*MATERIALS PROVIDED*.
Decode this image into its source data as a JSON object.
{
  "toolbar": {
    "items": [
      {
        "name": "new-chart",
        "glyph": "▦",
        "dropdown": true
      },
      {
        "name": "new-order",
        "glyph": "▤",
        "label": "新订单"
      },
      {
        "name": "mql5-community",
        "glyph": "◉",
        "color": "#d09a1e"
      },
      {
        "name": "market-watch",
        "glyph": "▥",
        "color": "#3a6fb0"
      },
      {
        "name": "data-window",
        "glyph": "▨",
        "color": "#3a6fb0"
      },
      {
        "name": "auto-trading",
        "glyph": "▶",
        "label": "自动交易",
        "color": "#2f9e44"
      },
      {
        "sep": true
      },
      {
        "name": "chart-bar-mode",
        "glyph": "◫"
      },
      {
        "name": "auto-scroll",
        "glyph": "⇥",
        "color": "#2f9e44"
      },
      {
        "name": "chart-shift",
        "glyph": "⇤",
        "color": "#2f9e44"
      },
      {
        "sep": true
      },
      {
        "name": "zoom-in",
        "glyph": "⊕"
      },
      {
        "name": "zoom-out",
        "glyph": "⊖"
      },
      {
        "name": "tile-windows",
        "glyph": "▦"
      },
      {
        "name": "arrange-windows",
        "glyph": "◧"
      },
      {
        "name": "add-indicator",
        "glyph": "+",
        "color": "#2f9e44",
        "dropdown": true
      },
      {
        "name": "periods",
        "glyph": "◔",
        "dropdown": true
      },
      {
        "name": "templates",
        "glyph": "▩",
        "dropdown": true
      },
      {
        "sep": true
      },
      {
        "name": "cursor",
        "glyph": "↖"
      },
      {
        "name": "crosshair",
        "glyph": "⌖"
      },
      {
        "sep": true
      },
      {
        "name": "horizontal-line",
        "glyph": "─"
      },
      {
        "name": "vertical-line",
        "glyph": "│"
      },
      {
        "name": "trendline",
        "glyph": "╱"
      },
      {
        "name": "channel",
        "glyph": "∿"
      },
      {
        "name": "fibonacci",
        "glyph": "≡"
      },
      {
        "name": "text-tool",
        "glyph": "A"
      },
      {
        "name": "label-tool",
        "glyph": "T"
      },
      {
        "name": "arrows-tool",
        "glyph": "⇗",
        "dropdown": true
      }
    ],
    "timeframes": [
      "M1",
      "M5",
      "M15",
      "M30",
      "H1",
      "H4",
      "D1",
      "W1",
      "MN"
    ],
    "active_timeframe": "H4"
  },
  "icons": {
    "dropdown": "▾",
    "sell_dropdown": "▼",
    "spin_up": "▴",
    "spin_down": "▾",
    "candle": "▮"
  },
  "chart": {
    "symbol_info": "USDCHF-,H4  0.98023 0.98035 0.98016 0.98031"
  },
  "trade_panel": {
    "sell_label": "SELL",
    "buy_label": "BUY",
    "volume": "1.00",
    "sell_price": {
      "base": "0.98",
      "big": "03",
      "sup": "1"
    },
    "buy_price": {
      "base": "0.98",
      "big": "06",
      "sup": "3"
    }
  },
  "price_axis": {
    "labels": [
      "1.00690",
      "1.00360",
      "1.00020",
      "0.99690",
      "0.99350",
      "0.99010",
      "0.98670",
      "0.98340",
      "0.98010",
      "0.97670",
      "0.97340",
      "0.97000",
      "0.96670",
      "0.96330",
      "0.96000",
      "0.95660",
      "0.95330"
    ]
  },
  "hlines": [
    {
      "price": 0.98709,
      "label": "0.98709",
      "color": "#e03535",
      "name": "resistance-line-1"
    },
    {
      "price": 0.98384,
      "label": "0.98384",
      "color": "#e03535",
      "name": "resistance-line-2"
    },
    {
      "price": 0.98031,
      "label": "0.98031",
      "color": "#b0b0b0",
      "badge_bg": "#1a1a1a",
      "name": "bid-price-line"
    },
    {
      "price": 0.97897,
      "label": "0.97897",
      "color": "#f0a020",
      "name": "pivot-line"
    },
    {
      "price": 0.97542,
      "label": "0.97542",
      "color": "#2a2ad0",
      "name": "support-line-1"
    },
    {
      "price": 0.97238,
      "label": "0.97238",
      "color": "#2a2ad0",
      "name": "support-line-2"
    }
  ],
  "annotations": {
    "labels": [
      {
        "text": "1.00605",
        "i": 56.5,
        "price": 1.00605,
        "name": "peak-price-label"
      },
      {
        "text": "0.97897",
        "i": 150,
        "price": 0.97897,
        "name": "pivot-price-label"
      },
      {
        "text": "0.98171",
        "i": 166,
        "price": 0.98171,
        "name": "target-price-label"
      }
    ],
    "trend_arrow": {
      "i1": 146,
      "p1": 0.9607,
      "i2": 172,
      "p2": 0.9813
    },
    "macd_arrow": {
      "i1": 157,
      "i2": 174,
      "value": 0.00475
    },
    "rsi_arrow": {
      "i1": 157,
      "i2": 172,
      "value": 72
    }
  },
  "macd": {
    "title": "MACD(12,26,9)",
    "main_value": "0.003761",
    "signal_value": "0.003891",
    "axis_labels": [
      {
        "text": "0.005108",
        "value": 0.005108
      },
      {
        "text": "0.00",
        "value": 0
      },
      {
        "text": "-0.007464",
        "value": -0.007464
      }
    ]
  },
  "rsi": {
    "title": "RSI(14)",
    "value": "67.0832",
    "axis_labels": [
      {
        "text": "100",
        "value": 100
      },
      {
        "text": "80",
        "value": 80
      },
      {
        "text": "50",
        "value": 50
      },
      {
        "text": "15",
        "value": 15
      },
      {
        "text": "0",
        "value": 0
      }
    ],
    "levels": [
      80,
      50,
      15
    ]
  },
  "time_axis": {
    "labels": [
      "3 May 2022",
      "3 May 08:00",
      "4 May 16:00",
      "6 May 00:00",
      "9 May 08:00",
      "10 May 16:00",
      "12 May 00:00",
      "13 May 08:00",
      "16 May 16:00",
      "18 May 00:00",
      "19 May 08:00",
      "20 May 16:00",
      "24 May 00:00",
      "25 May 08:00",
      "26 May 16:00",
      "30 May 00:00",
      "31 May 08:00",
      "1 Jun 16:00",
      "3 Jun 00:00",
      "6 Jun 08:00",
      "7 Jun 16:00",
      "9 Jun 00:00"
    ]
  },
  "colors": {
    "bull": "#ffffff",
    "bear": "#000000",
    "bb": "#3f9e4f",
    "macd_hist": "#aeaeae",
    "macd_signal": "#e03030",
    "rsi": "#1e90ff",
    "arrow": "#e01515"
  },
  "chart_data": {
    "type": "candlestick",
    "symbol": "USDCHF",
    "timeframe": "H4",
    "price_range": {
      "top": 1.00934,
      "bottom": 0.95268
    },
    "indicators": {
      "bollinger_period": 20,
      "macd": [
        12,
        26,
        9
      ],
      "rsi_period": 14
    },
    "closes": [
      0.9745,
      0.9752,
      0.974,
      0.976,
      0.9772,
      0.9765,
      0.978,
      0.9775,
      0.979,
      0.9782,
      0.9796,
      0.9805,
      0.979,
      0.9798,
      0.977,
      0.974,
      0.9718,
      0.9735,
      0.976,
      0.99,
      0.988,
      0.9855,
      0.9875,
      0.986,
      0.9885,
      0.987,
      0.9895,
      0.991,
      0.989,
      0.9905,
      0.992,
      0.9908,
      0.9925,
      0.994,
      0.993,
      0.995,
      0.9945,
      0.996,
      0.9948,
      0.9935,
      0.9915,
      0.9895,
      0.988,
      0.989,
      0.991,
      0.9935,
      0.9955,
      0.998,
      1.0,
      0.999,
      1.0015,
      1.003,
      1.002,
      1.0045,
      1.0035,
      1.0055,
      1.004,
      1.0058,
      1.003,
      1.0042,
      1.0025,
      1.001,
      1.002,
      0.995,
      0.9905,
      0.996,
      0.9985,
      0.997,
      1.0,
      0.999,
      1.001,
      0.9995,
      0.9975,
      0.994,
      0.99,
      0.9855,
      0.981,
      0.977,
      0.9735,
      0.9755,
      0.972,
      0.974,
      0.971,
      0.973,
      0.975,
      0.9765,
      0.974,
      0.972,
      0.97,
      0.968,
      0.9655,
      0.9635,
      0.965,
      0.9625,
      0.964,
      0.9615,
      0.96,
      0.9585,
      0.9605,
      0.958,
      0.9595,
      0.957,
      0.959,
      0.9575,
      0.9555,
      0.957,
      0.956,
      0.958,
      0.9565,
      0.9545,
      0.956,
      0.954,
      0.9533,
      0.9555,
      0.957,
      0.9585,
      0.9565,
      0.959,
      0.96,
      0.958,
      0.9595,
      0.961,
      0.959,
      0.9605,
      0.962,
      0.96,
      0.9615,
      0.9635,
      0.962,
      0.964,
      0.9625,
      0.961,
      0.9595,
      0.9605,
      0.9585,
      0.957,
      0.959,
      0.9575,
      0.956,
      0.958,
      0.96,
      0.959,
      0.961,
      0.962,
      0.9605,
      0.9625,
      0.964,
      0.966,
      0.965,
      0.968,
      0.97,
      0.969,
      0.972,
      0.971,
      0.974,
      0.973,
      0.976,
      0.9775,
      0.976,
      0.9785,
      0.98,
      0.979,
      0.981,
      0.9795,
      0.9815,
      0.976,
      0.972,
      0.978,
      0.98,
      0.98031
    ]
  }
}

*TASK DESCRIPTION*. Return the lines of the records that include the string "pivot".

*ANSWER TO THE TASK*.
      "name": "pivot-line"
        "name": "pivot-price-label"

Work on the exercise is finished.